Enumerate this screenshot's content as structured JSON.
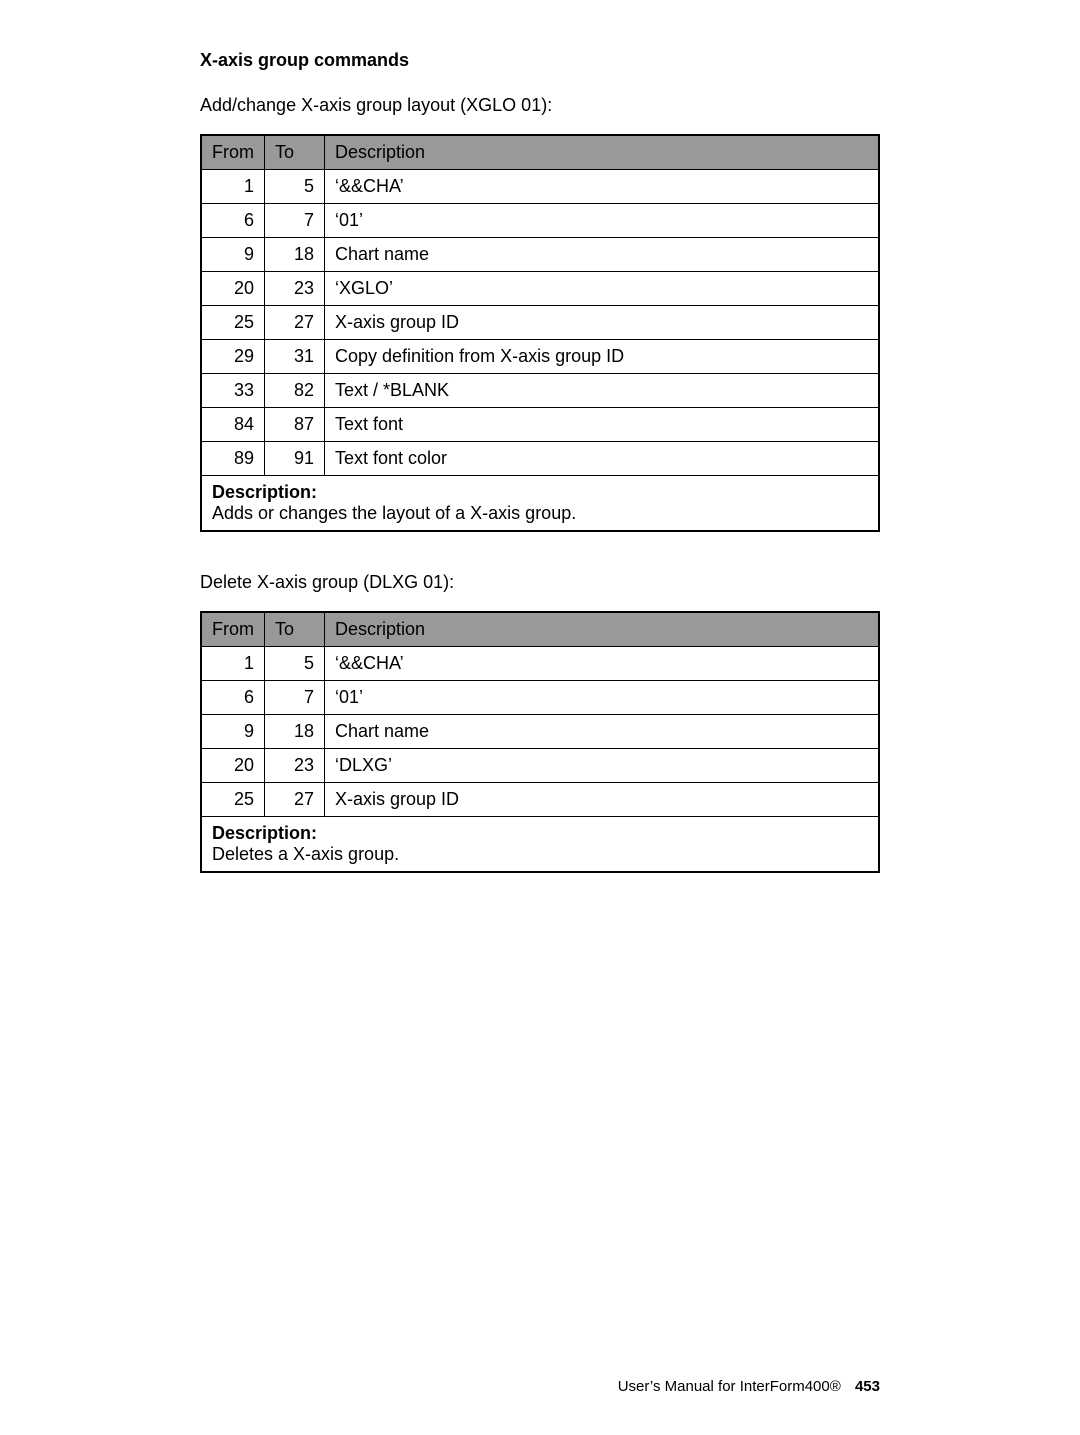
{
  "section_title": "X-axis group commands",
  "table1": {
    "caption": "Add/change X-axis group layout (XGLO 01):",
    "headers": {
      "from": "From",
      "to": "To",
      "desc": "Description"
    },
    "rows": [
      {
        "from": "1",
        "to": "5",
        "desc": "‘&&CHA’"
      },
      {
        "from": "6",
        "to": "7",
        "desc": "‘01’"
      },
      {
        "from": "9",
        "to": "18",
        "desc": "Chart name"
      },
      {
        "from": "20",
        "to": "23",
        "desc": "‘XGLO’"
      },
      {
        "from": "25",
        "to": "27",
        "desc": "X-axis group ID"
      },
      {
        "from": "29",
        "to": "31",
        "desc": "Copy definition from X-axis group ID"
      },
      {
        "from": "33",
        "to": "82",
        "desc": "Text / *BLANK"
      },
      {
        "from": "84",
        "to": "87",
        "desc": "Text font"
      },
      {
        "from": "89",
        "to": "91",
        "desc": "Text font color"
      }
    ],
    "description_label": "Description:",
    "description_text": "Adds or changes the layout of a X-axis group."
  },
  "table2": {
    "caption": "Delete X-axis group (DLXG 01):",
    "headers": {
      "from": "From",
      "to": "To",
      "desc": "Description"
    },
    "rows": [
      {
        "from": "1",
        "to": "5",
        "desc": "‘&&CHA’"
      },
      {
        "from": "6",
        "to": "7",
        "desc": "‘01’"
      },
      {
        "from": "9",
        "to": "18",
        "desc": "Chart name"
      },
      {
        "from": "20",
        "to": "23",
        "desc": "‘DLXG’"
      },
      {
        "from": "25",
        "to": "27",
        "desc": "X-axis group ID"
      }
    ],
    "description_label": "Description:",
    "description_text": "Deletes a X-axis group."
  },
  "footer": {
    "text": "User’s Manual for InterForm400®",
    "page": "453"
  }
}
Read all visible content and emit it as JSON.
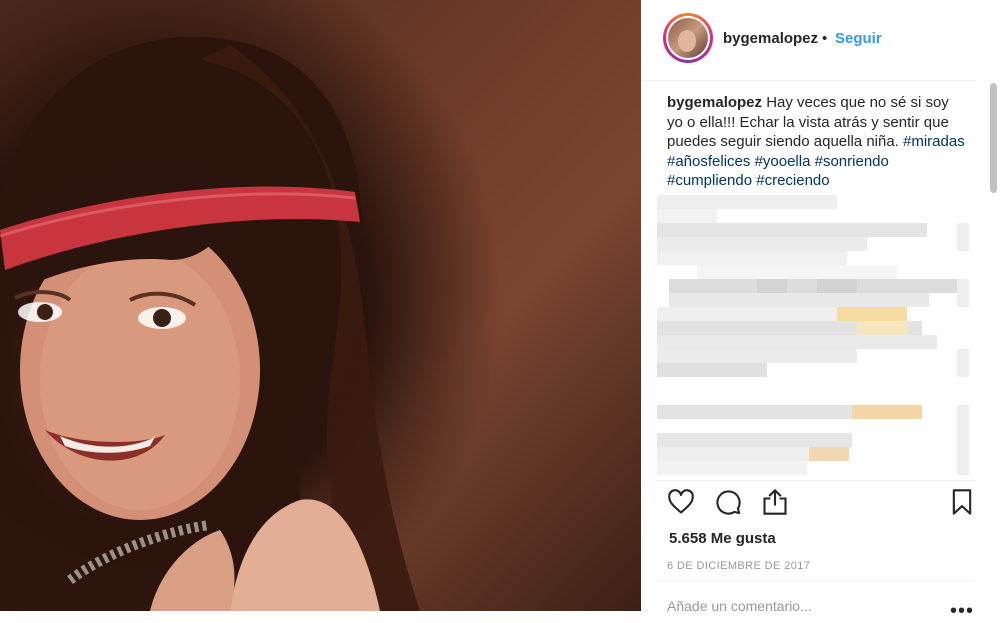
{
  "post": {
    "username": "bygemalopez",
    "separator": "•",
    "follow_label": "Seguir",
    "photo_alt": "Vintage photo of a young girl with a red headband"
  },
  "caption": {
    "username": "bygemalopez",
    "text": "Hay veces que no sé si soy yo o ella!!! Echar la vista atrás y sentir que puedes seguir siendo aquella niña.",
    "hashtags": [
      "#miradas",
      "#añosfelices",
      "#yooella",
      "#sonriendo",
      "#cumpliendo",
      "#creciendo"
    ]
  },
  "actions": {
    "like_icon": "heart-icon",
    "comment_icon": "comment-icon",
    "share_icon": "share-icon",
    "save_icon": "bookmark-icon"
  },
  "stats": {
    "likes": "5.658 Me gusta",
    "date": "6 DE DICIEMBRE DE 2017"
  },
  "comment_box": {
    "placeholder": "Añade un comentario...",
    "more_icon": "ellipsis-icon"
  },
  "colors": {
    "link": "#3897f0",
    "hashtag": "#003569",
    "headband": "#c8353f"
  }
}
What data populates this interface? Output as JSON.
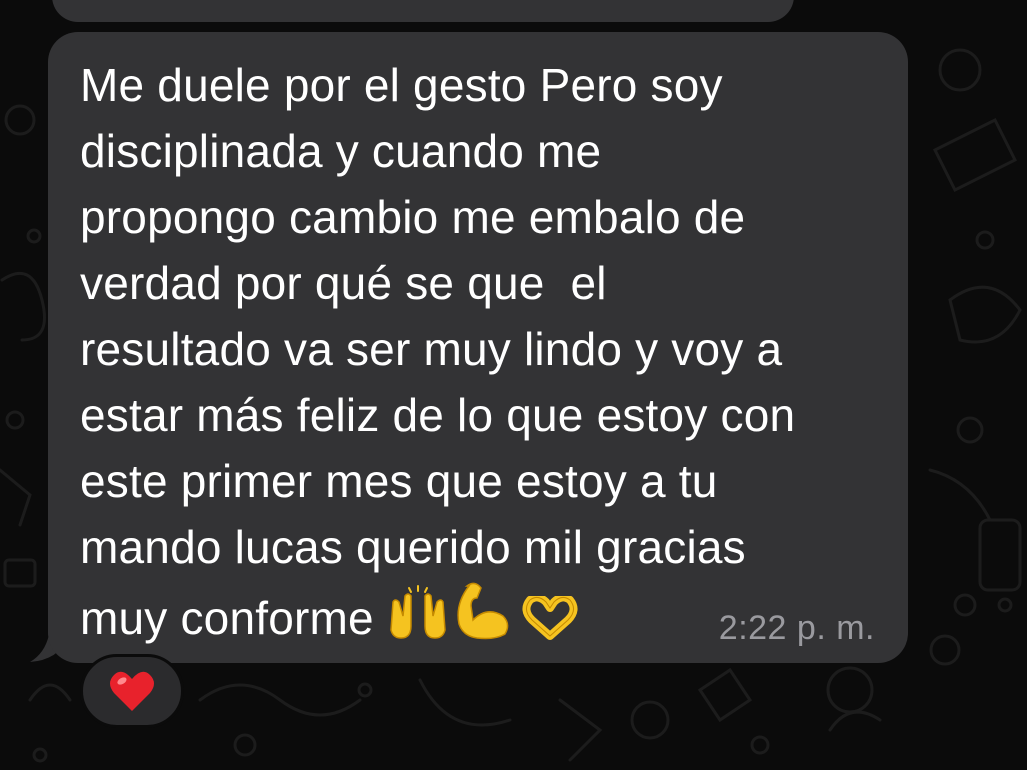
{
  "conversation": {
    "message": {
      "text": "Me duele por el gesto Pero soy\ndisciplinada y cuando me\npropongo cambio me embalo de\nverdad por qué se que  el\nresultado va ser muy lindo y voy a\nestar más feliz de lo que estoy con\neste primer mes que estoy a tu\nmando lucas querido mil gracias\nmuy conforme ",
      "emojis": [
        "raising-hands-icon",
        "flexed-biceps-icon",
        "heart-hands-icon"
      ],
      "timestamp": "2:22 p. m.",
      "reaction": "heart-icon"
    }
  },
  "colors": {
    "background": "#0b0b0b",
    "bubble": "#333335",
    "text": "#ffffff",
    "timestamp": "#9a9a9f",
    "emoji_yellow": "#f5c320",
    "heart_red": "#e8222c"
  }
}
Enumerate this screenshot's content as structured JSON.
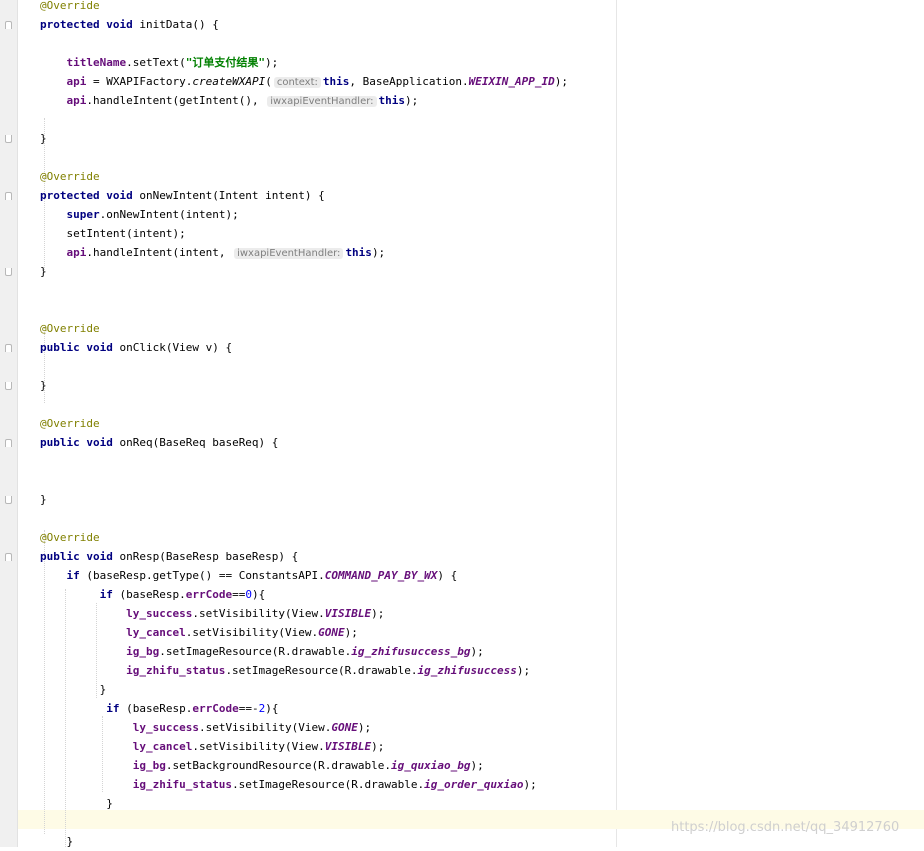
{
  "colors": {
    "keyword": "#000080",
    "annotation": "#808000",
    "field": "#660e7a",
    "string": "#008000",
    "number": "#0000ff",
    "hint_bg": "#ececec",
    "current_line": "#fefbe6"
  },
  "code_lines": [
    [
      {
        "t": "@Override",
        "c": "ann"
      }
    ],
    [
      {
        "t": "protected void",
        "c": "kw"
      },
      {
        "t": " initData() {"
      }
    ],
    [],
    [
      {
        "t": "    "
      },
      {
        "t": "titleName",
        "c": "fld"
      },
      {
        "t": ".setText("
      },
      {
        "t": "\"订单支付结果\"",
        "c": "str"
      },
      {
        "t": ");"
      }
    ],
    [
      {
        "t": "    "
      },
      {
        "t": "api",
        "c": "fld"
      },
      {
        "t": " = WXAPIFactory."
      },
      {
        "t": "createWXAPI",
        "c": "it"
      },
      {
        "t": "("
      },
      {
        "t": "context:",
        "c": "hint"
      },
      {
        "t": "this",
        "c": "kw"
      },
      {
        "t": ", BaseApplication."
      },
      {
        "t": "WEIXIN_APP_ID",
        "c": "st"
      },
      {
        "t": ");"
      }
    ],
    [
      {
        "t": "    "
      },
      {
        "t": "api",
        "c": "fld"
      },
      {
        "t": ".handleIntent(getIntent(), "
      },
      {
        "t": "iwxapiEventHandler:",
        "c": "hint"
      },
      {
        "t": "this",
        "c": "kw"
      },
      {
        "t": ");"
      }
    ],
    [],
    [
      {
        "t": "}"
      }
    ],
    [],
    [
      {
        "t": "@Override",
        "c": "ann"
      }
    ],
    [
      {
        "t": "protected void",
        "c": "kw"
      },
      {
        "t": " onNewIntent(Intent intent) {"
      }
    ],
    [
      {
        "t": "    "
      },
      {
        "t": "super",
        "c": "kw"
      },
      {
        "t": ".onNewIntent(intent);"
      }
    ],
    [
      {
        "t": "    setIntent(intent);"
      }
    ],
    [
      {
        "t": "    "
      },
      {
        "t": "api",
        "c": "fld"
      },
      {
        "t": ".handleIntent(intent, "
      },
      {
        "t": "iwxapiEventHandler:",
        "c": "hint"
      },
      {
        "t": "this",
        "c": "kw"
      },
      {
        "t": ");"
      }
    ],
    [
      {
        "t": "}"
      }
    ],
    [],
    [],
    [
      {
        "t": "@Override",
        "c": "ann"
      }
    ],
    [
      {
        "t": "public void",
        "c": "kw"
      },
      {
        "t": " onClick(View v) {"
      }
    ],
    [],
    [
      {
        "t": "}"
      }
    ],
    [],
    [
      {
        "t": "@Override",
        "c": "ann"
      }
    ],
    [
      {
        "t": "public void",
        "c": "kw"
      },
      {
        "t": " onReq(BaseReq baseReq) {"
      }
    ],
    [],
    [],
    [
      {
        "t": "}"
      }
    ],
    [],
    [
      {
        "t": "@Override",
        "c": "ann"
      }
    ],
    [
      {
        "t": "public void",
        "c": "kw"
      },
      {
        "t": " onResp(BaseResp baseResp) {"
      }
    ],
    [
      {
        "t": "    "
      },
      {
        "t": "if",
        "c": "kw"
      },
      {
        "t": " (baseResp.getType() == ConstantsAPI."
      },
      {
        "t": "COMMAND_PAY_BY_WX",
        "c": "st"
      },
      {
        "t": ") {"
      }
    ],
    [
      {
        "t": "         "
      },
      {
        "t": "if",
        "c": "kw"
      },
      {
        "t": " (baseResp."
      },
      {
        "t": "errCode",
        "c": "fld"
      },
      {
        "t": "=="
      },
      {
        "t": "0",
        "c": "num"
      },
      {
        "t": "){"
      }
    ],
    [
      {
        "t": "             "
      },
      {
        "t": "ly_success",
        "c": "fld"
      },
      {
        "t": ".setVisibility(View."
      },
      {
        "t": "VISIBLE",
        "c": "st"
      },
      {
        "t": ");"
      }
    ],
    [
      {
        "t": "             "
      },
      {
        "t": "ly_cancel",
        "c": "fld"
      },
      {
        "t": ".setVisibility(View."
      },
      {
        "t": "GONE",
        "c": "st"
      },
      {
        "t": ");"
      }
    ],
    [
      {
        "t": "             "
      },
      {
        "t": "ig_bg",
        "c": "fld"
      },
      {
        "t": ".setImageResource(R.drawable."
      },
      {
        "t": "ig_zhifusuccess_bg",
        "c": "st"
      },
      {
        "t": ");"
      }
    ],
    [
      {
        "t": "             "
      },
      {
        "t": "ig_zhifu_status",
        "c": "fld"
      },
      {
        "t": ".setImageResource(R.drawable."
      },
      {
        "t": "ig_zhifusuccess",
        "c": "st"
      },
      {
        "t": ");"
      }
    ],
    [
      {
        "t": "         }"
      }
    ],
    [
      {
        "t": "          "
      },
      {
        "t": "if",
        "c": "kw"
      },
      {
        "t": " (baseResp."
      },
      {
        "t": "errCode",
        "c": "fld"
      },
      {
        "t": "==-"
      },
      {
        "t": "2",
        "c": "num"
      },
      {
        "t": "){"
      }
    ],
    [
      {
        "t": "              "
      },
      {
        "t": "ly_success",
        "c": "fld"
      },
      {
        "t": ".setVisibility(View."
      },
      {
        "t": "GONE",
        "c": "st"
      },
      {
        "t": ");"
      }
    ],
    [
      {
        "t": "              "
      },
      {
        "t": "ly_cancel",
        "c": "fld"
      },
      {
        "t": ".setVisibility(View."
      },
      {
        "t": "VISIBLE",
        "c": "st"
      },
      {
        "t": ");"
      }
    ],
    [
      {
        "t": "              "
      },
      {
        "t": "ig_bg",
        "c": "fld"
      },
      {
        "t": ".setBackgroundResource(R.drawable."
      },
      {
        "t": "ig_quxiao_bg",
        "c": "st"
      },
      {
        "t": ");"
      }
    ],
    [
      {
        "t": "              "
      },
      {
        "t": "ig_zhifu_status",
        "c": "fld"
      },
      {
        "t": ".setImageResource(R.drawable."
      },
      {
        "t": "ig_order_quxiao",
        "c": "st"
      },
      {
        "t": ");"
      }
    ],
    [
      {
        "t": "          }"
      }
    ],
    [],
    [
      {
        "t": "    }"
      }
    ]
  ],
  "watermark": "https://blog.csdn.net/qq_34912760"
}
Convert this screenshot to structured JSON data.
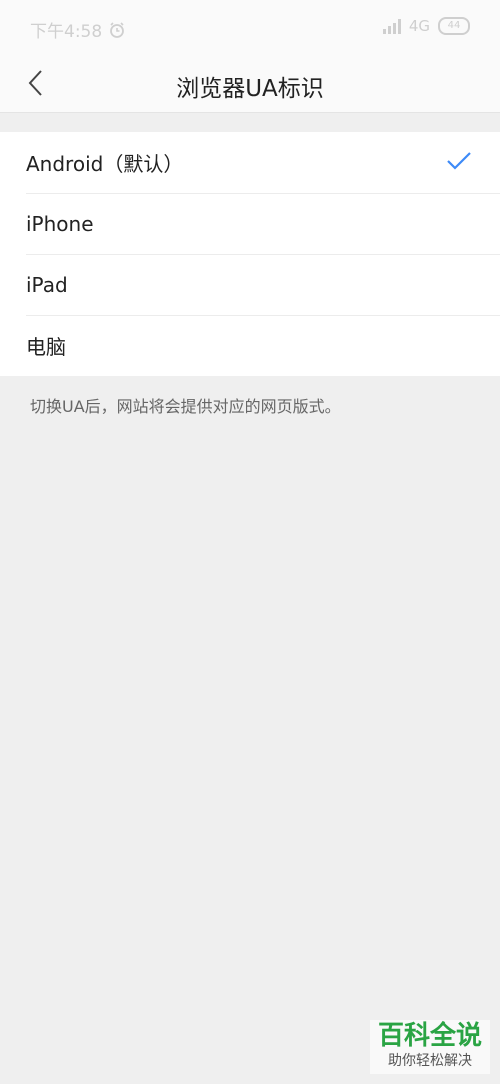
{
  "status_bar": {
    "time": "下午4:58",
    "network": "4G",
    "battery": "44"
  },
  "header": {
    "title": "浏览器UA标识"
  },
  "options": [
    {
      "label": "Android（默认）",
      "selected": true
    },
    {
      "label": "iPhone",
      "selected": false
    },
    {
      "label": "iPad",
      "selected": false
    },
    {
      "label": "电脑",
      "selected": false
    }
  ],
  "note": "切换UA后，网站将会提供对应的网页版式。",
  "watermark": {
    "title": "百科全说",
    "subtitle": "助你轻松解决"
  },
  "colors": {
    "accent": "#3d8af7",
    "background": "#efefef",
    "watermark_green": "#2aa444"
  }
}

+ + + +

- [What the task asks] Collect the lines of the data that carry the word "DLXG".

- [Exercise solution]
    "caption": "Delete X-axis group (DLXG 01):",
        "desc": "‘DLXG’"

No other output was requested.